Repeat the lines that follow, leaving nothing out.

-- start Material for this task --

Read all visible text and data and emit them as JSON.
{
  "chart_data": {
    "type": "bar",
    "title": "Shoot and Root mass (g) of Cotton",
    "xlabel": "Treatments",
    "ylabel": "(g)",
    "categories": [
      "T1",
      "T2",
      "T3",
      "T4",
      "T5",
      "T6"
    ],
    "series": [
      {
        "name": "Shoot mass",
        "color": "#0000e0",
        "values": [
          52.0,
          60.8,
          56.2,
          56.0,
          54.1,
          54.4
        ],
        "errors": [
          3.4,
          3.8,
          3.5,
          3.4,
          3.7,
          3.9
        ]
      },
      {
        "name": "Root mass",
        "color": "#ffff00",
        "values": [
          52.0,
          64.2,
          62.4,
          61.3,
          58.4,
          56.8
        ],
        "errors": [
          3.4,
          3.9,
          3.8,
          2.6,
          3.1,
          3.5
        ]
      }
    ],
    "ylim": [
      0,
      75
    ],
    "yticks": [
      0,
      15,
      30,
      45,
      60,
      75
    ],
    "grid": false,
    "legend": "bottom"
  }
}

-- end Material for this task --

◆ Answer to this problem:
Read all visible text and data and emit them as JSON.
{
  "chart_data": {
    "type": "bar",
    "title": "Shoot and Root mass (g) of Cotton",
    "xlabel": "Treatments",
    "ylabel": "(g)",
    "categories": [
      "T1",
      "T2",
      "T3",
      "T4",
      "T5",
      "T6"
    ],
    "series": [
      {
        "name": "Shoot mass",
        "color": "#0000e0",
        "values": [
          52.0,
          60.8,
          56.2,
          56.0,
          54.1,
          54.4
        ],
        "errors": [
          3.4,
          3.8,
          3.5,
          3.4,
          3.7,
          3.9
        ]
      },
      {
        "name": "Root mass",
        "color": "#ffff00",
        "values": [
          52.0,
          64.2,
          62.4,
          61.3,
          58.4,
          56.8
        ],
        "errors": [
          3.4,
          3.9,
          3.8,
          2.6,
          3.1,
          3.5
        ]
      }
    ],
    "ylim": [
      0,
      75
    ],
    "yticks": [
      0,
      15,
      30,
      45,
      60,
      75
    ],
    "grid": false,
    "legend": "bottom"
  }
}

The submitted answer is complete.